───── The records
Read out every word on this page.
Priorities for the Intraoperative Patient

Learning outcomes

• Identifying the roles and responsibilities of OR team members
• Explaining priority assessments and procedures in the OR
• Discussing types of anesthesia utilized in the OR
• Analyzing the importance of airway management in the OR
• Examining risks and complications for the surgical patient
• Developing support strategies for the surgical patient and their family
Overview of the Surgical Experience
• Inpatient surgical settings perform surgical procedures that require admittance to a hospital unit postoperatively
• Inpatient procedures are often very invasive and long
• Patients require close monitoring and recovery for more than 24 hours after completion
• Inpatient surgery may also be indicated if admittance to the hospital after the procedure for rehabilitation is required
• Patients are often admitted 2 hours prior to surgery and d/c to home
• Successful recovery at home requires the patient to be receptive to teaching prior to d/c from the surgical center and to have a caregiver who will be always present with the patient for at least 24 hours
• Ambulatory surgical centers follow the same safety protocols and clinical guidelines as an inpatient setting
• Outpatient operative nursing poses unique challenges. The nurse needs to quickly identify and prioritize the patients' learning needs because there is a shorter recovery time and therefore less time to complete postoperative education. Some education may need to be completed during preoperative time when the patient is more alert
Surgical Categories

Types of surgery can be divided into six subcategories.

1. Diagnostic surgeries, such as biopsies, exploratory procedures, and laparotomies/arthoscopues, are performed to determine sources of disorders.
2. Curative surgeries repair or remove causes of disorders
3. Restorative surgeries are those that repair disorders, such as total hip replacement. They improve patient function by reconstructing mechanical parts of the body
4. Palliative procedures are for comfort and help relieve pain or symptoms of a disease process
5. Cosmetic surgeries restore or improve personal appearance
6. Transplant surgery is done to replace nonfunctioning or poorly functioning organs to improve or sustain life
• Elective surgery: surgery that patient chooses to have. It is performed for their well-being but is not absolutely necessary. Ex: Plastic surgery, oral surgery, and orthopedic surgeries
──────────
Exercise
Please go through the data above and copy each line that has the word "procedures".

Your solution
• Explaining priority assessments and procedures in the OR
• Inpatient surgical settings perform surgical procedures that require admittance to a hospital unit postoperatively
• Inpatient procedures are often very invasive and long
1. Diagnostic surgeries, such as biopsies, exploratory procedures, and laparotomies/arthoscopues, are performed to determine sources of disorders.
4. Palliative procedures are for comfort and help relieve pain or symptoms of a disease process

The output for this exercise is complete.